=== DESCRIPTION OF THE TASK ===
Return all of the entries exactly as written.

Extracted data entries:
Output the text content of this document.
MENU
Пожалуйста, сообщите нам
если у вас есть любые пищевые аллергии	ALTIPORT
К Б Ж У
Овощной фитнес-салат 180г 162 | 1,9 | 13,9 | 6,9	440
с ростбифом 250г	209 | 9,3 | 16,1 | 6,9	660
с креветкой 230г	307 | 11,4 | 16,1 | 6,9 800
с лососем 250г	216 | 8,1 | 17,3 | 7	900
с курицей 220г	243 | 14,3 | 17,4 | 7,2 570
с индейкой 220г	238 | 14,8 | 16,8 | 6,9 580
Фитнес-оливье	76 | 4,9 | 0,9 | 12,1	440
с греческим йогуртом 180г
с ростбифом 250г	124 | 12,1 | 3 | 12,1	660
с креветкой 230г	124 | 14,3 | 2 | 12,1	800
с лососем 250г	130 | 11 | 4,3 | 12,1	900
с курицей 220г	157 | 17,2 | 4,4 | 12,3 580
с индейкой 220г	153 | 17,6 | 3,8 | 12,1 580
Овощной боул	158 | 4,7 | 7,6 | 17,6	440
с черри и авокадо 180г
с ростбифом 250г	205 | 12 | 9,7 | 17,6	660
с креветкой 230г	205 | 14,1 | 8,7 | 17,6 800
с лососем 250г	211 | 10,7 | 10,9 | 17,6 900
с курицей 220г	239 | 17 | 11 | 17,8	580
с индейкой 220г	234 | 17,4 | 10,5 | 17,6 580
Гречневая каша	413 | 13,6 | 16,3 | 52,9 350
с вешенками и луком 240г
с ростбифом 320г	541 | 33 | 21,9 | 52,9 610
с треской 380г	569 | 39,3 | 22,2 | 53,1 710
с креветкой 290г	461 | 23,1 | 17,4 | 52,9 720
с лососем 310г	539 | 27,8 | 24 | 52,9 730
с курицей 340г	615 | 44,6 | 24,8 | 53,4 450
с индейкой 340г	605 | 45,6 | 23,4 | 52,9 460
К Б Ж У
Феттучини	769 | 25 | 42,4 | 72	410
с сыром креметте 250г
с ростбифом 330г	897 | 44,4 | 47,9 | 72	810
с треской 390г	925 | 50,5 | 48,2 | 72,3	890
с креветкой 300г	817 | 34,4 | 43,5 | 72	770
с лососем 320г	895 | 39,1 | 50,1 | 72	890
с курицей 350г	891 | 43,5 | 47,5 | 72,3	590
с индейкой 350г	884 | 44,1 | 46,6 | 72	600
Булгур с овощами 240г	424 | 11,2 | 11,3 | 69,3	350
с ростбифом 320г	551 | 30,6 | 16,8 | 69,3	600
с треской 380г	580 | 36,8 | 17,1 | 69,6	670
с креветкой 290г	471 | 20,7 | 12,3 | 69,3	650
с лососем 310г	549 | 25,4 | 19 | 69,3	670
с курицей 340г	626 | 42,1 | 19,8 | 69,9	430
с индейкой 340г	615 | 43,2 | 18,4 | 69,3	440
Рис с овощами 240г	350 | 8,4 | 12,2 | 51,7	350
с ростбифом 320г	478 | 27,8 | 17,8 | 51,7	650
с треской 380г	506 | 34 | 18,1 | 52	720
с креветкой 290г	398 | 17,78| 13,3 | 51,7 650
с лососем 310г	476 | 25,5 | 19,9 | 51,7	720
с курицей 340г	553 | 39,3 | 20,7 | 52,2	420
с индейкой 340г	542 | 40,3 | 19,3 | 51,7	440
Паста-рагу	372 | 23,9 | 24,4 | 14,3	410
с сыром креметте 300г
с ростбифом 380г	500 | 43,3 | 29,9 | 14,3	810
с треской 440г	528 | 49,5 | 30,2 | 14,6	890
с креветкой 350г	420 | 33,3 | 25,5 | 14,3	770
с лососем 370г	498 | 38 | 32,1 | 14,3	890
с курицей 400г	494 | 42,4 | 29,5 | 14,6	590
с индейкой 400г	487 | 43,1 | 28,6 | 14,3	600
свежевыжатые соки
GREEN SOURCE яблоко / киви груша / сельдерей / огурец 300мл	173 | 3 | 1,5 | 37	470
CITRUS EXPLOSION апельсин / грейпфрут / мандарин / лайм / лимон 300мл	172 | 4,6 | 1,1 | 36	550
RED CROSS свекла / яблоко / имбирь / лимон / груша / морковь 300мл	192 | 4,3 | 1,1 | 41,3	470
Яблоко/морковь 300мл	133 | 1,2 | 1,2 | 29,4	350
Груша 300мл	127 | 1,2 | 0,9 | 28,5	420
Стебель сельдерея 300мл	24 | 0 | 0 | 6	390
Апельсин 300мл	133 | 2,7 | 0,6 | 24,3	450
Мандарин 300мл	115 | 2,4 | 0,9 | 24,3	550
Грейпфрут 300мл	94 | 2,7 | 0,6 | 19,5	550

=== EXPECTED OUTPUT ===
Output the text content of this document.
MENU
Пожалуйста, сообщите нам
если у вас есть любые пищевые аллергии	ALTIPORT
К Б Ж У
Овощной фитнес-салат 180г 162 | 1,9 | 13,9 | 6,9	440
с ростбифом 250г	209 | 9,3 | 16,1 | 6,9	660
с креветкой 230г	307 | 11,4 | 16,1 | 6,9 800
с лососем 250г	216 | 8,1 | 17,3 | 7	900
с курицей 220г	243 | 14,3 | 17,4 | 7,2 570
с индейкой 220г	238 | 14,8 | 16,8 | 6,9 580
Фитнес-оливье	76 | 4,9 | 0,9 | 12,1	440
с греческим йогуртом 180г
с ростбифом 250г	124 | 12,1 | 3 | 12,1	660
с креветкой 230г	124 | 14,3 | 2 | 12,1	800
с лососем 250г	130 | 11 | 4,3 | 12,1	900
с курицей 220г	157 | 17,2 | 4,4 | 12,3 580
с индейкой 220г	153 | 17,6 | 3,8 | 12,1 580
Овощной боул	158 | 4,7 | 7,6 | 17,6	440
с черри и авокадо 180г
с ростбифом 250г	205 | 12 | 9,7 | 17,6	660
с креветкой 230г	205 | 14,1 | 8,7 | 17,6 800
с лососем 250г	211 | 10,7 | 10,9 | 17,6 900
с курицей 220г	239 | 17 | 11 | 17,8	580
с индейкой 220г	234 | 17,4 | 10,5 | 17,6 580
Гречневая каша	413 | 13,6 | 16,3 | 52,9 350
с вешенками и луком 240г
с ростбифом 320г	541 | 33 | 21,9 | 52,9 610
с треской 380г	569 | 39,3 | 22,2 | 53,1 710
с креветкой 290г	461 | 23,1 | 17,4 | 52,9 720
с лососем 310г	539 | 27,8 | 24 | 52,9 730
с курицей 340г	615 | 44,6 | 24,8 | 53,4 450
с индейкой 340г	605 | 45,6 | 23,4 | 52,9 460
К Б Ж У
Феттучини	769 | 25 | 42,4 | 72	410
с сыром креметте 250г
с ростбифом 330г	897 | 44,4 | 47,9 | 72	810
с треской 390г	925 | 50,5 | 48,2 | 72,3	890
с креветкой 300г	817 | 34,4 | 43,5 | 72	770
с лососем 320г	895 | 39,1 | 50,1 | 72	890
с курицей 350г	891 | 43,5 | 47,5 | 72,3	590
с индейкой 350г	884 | 44,1 | 46,6 | 72	600
Булгур с овощами 240г	424 | 11,2 | 11,3 | 69,3	350
с ростбифом 320г	551 | 30,6 | 16,8 | 69,3	600
с треской 380г	580 | 36,8 | 17,1 | 69,6	670
с креветкой 290г	471 | 20,7 | 12,3 | 69,3	650
с лососем 310г	549 | 25,4 | 19 | 69,3	670
с курицей 340г	626 | 42,1 | 19,8 | 69,9	430
с индейкой 340г	615 | 43,2 | 18,4 | 69,3	440
Рис с овощами 240г	350 | 8,4 | 12,2 | 51,7	350
с ростбифом 320г	478 | 27,8 | 17,8 | 51,7	650
с треской 380г	506 | 34 | 18,1 | 52	720
с креветкой 290г	398 | 17,78| 13,3 | 51,7 650
с лососем 310г	476 | 25,5 | 19,9 | 51,7	720
с курицей 340г	553 | 39,3 | 20,7 | 52,2	420
с индейкой 340г	542 | 40,3 | 19,3 | 51,7	440
Паста-рагу	372 | 23,9 | 24,4 | 14,3	410
с сыром креметте 300г
с ростбифом 380г	500 | 43,3 | 29,9 | 14,3	810
с треской 440г	528 | 49,5 | 30,2 | 14,6	890
с креветкой 350г	420 | 33,3 | 25,5 | 14,3	770
с лососем 370г	498 | 38 | 32,1 | 14,3	890
с курицей 400г	494 | 42,4 | 29,5 | 14,6	590
с индейкой 400г	487 | 43,1 | 28,6 | 14,3	600
свежевыжатые соки
GREEN SOURCE яблоко / киви груша / сельдерей / огурец 300мл	173 | 3 | 1,5 | 37	470
CITRUS EXPLOSION апельсин / грейпфрут / мандарин / лайм / лимон 300мл	172 | 4,6 | 1,1 | 36	550
RED CROSS свекла / яблоко / имбирь / лимон / груша / морковь 300мл	192 | 4,3 | 1,1 | 41,3	470
Яблоко/морковь 300мл	133 | 1,2 | 1,2 | 29,4	350
Груша 300мл	127 | 1,2 | 0,9 | 28,5	420
Стебель сельдерея 300мл	24 | 0 | 0 | 6	390
Апельсин 300мл	133 | 2,7 | 0,6 | 24,3	450
Мандарин 300мл	115 | 2,4 | 0,9 | 24,3	550
Грейпфрут 300мл	94 | 2,7 | 0,6 | 19,5	550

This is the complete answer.